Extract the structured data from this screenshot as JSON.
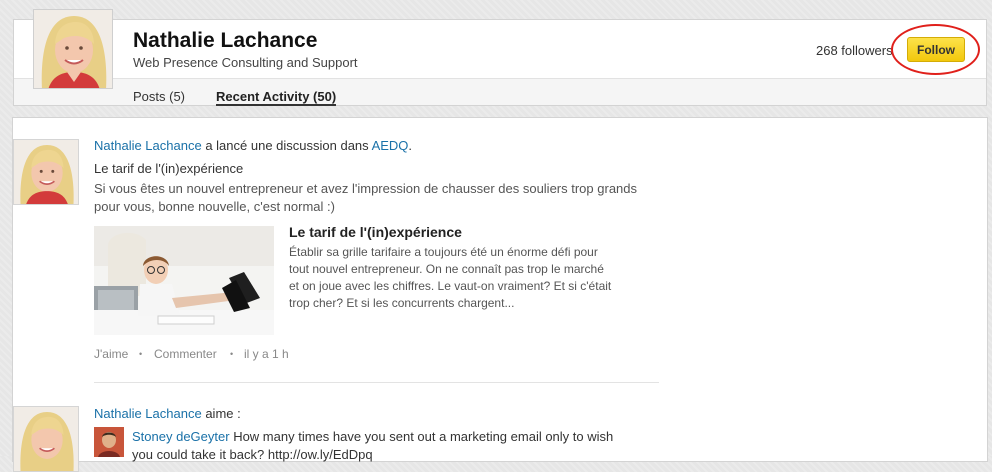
{
  "profile": {
    "name": "Nathalie Lachance",
    "headline": "Web Presence Consulting and Support",
    "followers": "268 followers",
    "follow_label": "Follow",
    "tabs": [
      {
        "label": "Posts (5)"
      },
      {
        "label": "Recent Activity (50)"
      }
    ]
  },
  "colors": {
    "link": "#1a71a8",
    "follow_button": "#f7d21f",
    "highlight": "#e0201b"
  },
  "feed": [
    {
      "actor": "Nathalie Lachance",
      "action": "a lancé une discussion dans",
      "group": "AEDQ",
      "group_suffix": ".",
      "title": "Le tarif de l'(in)expérience",
      "text_lines": [
        "Si vous êtes un nouvel entrepreneur et avez l'impression de chausser des souliers trop grands",
        "pour vous, bonne nouvelle, c'est normal :)"
      ],
      "article_title": "Le tarif de l'(in)expérience",
      "article_lines": [
        "Établir sa grille tarifaire a toujours été un énorme défi pour",
        "tout nouvel entrepreneur. On ne connaît pas trop le marché",
        "et on joue avec les chiffres. Le vaut-on vraiment? Et si c'était",
        "trop cher? Et si les concurrents chargent..."
      ],
      "like_label": "J'aime",
      "comment_label": "Commenter",
      "separator": "•",
      "time": "il y a 1 h"
    },
    {
      "actor": "Nathalie Lachance",
      "action": "aime :",
      "shared_author": "Stoney deGeyter",
      "shared_text_lines": [
        "How many times have you sent out a marketing email only to wish",
        "you could take it back? http://ow.ly/EdDpq"
      ]
    }
  ]
}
____________________
Objective: Show all lines in the entries above where the string "action" appears.

Solution to the exercise:
      "action": "a lancé une discussion dans",
      "action": "aime :",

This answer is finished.